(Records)
■ ■ ■ ■ ■

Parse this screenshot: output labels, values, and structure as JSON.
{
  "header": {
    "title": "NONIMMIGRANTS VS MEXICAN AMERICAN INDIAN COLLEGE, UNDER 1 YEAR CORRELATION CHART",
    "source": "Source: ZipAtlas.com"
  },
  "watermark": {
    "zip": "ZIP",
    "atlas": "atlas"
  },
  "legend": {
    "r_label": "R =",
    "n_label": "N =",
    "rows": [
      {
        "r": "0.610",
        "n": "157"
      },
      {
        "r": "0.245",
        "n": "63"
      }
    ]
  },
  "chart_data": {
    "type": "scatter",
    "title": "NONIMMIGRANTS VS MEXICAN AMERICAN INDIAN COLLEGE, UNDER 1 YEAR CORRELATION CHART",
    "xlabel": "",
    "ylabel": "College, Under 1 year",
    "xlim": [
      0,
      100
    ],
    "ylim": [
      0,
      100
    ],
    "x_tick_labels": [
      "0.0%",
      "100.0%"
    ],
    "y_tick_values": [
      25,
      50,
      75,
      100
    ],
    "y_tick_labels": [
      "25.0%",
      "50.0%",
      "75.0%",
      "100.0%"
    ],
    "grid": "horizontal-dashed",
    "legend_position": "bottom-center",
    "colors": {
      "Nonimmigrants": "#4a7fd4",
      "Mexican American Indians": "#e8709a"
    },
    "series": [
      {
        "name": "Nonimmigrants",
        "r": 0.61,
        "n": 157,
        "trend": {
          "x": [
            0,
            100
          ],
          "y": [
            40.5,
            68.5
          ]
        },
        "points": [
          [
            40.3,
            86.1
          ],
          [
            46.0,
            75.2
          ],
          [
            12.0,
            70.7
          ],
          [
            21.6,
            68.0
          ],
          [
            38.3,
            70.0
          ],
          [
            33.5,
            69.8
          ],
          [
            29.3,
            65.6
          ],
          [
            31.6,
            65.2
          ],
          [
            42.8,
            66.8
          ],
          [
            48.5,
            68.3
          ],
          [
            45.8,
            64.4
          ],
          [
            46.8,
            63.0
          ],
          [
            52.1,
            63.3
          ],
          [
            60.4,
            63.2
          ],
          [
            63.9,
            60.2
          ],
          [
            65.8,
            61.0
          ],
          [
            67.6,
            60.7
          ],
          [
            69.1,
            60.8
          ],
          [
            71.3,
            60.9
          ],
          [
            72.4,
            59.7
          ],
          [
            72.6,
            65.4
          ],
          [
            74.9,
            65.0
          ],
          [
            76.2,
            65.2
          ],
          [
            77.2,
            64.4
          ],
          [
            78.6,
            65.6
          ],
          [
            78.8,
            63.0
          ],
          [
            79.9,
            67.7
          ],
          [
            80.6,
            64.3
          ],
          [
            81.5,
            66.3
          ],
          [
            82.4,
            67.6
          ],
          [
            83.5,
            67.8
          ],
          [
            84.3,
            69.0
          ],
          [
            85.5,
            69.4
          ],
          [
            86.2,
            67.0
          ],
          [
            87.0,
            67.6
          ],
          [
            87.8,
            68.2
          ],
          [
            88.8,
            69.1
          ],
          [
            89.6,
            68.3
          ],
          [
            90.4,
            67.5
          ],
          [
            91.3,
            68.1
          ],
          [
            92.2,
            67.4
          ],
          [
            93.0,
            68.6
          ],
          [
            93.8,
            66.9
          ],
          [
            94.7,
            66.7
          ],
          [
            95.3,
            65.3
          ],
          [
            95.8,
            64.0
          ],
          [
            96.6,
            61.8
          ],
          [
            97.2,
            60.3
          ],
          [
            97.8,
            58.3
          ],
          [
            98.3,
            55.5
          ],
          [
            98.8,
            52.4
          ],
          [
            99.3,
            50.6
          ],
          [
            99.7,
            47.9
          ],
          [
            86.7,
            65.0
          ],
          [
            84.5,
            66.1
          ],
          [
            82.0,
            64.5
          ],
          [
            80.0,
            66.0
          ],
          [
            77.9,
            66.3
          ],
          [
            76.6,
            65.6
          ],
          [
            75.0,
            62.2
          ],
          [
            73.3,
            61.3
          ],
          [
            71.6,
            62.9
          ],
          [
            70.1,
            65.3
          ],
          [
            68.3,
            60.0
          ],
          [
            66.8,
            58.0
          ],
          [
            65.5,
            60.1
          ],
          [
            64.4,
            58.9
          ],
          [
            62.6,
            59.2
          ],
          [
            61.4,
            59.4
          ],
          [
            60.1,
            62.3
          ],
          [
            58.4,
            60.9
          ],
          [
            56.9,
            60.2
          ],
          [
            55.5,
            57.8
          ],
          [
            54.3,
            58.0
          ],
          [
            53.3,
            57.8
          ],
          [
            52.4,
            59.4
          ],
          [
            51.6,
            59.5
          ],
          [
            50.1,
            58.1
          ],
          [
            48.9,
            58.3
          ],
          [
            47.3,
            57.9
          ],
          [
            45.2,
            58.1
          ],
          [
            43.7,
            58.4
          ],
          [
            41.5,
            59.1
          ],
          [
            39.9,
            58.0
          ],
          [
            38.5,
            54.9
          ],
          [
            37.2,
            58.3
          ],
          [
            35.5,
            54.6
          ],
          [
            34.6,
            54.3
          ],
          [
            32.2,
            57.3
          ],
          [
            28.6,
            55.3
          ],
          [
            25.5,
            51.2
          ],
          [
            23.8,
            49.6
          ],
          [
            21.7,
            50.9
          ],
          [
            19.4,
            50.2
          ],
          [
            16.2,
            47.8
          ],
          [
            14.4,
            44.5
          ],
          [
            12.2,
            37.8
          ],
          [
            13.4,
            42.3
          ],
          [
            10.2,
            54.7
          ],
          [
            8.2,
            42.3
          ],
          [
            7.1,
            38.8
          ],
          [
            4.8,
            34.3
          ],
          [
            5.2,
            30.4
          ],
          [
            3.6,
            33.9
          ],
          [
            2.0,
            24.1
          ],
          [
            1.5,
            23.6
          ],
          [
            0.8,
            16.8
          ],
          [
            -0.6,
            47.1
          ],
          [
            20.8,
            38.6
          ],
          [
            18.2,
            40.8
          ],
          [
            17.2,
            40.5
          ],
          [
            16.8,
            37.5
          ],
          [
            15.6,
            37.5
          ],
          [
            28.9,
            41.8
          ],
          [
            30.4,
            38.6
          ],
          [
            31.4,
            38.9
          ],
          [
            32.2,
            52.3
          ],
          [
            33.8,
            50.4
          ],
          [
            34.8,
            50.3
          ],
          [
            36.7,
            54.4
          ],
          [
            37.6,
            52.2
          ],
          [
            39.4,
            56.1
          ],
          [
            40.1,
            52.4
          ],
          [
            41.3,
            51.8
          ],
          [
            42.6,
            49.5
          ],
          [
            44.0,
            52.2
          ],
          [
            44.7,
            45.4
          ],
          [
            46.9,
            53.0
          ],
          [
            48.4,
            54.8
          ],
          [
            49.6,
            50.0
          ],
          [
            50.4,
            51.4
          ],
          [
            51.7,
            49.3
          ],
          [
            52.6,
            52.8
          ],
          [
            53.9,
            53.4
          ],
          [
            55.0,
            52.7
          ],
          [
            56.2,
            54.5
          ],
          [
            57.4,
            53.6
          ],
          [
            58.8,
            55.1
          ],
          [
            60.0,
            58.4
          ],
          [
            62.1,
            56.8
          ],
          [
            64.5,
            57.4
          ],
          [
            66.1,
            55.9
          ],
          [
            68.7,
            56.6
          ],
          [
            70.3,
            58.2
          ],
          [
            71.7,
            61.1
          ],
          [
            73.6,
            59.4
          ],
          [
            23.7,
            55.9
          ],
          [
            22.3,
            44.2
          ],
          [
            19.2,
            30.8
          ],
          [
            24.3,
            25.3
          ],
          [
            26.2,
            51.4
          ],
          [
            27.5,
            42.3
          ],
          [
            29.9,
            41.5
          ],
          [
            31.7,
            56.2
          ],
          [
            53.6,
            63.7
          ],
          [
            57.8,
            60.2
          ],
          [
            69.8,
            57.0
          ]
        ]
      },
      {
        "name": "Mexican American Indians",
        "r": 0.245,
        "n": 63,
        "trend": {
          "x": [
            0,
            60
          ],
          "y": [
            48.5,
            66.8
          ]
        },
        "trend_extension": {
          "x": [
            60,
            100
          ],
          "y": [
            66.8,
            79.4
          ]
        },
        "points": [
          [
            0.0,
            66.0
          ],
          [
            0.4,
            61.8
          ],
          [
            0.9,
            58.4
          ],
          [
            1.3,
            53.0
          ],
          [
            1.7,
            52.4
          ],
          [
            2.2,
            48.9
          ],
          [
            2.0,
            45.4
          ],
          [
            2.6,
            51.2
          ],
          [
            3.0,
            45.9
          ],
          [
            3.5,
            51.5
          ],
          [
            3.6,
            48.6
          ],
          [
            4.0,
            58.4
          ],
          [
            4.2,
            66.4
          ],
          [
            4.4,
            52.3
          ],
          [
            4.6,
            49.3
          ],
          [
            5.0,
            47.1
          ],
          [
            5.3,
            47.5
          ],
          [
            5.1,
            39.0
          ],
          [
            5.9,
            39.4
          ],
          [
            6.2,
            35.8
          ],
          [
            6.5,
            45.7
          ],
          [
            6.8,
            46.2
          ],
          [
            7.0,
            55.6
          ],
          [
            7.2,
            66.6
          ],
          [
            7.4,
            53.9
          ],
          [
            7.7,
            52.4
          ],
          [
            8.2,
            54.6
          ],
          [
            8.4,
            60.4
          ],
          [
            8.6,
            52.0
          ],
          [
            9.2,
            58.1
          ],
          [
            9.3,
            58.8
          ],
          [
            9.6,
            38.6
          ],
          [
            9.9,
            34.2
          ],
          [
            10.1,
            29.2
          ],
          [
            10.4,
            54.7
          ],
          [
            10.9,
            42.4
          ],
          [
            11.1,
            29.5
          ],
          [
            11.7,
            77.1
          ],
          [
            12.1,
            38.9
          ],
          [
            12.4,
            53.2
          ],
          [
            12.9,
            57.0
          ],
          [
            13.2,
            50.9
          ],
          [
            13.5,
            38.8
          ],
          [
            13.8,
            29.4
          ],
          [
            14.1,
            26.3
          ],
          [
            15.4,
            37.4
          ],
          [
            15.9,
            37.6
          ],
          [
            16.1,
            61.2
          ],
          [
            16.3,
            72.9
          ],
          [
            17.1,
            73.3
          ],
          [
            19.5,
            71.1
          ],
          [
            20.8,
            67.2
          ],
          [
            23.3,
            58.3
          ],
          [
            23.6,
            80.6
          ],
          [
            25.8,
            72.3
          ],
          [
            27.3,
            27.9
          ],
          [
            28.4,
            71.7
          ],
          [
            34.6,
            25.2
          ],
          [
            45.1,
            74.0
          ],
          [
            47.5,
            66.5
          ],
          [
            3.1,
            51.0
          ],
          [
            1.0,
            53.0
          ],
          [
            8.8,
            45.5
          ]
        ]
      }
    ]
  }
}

■ ■ ■ ■ ■

WRITTEN REQUEST — Go through the material above and copy each line that has the word "Indians".

THE SOLUTION —
      "Mexican American Indians": "#e8709a"
        "name": "Mexican American Indians",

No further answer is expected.